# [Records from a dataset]
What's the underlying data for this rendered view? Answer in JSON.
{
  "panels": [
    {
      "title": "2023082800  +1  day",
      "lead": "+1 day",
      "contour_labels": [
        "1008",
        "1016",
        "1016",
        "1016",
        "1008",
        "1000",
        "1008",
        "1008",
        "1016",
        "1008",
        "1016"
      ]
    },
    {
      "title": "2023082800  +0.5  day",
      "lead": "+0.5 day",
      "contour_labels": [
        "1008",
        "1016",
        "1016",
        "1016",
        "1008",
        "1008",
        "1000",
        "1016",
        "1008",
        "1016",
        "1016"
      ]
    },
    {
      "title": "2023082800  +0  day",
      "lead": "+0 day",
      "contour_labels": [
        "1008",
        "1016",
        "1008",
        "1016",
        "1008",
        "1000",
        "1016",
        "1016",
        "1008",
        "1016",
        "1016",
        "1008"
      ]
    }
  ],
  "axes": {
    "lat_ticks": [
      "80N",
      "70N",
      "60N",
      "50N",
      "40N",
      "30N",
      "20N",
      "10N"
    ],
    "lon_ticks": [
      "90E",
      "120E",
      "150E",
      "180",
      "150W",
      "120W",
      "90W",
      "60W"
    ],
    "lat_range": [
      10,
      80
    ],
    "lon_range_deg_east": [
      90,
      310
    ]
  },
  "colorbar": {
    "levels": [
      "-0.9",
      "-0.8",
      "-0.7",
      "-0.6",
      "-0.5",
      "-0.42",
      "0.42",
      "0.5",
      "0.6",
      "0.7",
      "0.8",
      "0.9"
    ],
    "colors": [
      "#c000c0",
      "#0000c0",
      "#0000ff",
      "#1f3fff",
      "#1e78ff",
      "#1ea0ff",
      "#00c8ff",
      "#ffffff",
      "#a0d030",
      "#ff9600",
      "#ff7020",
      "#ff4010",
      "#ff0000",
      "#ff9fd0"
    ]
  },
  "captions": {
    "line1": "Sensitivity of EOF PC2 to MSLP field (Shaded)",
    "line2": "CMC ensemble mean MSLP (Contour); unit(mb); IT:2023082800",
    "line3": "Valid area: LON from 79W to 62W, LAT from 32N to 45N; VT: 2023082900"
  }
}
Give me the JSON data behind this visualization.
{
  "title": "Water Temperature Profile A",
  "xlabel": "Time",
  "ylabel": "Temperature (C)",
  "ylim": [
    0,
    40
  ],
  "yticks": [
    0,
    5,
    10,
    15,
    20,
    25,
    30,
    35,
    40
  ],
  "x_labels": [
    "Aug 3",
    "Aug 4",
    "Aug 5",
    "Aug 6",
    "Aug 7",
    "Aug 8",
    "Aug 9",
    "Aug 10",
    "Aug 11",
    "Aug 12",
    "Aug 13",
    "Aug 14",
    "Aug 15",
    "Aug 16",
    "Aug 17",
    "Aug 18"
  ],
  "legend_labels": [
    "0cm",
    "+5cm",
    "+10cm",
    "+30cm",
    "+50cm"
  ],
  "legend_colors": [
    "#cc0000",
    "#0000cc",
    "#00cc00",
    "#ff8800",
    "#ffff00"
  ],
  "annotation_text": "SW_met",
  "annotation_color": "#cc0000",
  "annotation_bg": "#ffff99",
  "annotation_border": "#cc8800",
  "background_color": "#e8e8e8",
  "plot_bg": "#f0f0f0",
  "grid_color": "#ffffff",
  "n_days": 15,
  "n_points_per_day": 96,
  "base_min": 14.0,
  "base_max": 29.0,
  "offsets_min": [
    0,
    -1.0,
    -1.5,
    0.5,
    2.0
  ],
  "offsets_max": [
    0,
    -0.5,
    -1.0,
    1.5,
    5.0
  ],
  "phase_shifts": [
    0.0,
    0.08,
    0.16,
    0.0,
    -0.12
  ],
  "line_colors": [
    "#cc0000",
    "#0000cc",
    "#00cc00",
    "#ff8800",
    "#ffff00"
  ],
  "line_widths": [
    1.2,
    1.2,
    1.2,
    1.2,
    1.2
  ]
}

# [Written instruction]
Show every line from the listing above in which the string "MSLP" appears.

# [Final result]
    "line1": "Sensitivity of EOF PC2 to MSLP field (Shaded)",
    "line2": "CMC ensemble mean MSLP (Contour); unit(mb); IT:2023082800",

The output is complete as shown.